* **Task statement**:
Provide only the number of lines in the listing that contain the string "this".
— Start —
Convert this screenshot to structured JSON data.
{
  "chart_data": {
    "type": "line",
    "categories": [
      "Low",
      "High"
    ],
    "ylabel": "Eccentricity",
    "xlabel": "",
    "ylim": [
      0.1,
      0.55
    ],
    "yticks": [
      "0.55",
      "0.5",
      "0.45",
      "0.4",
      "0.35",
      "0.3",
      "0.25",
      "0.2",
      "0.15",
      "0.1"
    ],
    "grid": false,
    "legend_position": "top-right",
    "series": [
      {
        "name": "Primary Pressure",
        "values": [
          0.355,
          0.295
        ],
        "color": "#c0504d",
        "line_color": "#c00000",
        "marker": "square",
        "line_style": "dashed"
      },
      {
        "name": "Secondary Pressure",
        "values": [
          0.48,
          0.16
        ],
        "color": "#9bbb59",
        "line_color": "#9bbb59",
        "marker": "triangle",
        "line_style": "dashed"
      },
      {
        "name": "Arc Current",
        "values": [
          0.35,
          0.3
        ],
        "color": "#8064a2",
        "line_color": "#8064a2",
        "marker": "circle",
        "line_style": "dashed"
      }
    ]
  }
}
— End —
— Start —
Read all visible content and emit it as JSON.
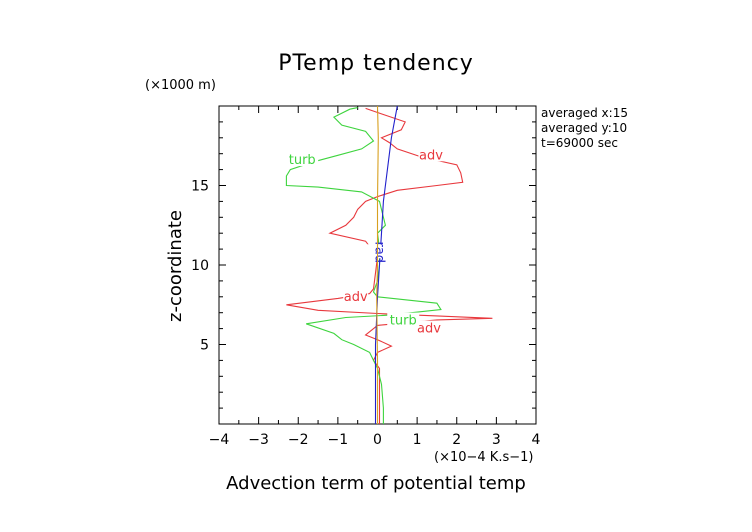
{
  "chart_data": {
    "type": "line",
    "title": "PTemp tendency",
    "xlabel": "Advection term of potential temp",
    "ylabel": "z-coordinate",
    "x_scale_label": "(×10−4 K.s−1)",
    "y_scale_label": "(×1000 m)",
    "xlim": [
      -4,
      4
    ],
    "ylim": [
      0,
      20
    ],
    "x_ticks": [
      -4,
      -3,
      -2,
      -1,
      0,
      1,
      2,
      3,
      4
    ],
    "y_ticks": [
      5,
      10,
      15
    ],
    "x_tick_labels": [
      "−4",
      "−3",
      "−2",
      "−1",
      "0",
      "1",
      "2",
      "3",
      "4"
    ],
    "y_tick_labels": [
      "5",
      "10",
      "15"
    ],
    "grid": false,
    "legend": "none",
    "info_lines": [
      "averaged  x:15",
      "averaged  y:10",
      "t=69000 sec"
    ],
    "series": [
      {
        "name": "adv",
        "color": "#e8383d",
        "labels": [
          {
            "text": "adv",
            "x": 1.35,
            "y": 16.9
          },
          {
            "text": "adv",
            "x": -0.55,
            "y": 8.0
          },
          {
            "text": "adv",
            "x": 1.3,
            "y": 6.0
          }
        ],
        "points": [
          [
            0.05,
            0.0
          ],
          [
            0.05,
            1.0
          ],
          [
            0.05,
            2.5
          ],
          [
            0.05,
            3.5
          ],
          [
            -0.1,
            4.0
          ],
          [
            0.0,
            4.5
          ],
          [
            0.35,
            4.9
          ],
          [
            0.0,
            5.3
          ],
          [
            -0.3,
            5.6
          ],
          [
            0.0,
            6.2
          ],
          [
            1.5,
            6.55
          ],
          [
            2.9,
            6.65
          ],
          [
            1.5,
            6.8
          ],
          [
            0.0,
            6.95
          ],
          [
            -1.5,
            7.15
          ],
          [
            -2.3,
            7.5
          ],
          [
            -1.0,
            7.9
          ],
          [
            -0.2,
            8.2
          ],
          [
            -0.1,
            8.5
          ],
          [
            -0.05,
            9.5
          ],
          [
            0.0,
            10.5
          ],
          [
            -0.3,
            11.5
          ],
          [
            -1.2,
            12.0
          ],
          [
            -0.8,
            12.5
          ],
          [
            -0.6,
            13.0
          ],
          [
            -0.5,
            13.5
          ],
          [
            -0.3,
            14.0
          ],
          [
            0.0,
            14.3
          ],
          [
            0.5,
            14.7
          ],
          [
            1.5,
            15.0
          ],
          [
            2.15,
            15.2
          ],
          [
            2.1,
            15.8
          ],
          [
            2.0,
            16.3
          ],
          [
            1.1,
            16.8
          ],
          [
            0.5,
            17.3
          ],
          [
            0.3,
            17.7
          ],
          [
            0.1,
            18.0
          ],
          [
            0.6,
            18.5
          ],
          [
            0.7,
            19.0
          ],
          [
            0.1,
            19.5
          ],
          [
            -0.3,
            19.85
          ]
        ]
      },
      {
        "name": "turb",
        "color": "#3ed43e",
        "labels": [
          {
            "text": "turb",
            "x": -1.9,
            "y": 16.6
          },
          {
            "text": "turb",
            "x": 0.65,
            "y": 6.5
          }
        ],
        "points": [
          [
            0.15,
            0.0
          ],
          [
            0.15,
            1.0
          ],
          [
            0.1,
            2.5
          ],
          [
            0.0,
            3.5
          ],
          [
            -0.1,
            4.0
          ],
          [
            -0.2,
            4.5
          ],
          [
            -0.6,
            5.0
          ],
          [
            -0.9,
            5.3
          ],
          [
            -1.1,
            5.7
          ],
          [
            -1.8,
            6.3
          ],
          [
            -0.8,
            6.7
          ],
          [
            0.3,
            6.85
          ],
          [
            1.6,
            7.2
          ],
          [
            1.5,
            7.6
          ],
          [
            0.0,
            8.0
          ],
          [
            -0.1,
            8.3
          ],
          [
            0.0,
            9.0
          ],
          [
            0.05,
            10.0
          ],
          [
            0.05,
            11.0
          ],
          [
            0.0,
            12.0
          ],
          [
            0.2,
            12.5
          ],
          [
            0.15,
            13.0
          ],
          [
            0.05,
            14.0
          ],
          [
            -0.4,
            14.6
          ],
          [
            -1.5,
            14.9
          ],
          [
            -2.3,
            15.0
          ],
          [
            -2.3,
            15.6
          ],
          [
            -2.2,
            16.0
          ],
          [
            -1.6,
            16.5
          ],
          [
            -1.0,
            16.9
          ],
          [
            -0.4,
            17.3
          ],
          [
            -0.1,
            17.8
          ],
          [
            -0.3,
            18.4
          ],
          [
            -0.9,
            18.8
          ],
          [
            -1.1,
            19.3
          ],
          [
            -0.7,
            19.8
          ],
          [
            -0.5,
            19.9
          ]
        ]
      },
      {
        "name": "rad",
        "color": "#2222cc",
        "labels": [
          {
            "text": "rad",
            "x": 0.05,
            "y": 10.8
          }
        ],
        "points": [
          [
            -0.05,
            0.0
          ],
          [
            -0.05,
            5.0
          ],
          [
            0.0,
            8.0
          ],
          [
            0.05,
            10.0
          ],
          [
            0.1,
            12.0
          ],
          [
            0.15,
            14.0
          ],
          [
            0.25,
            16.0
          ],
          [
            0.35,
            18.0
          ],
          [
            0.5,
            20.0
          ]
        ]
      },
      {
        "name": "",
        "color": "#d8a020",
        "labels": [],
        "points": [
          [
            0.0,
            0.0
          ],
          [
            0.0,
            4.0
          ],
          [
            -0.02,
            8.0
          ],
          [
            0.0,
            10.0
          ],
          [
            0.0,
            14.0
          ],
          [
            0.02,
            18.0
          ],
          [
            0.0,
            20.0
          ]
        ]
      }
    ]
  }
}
— End —
— Start —
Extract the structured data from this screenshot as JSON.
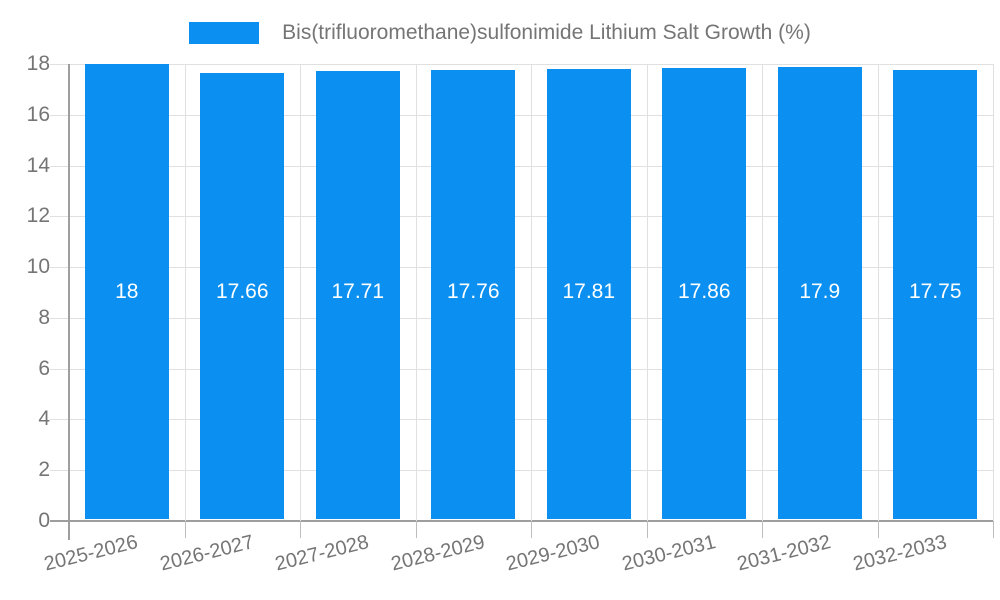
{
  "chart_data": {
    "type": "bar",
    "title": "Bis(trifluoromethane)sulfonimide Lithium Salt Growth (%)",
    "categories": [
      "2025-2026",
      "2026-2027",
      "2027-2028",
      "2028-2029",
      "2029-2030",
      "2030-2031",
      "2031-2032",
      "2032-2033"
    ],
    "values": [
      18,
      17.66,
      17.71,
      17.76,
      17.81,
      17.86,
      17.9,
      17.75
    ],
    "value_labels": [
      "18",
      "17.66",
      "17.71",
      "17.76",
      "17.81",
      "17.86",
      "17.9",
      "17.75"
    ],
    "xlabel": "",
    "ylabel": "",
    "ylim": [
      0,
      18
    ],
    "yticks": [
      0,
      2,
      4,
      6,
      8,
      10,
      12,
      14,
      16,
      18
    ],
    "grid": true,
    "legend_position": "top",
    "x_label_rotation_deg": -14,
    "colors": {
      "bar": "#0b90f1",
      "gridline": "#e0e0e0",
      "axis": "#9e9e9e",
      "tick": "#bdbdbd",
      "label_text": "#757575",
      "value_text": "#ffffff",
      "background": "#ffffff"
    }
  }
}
— End —
* **Exercise output**:
2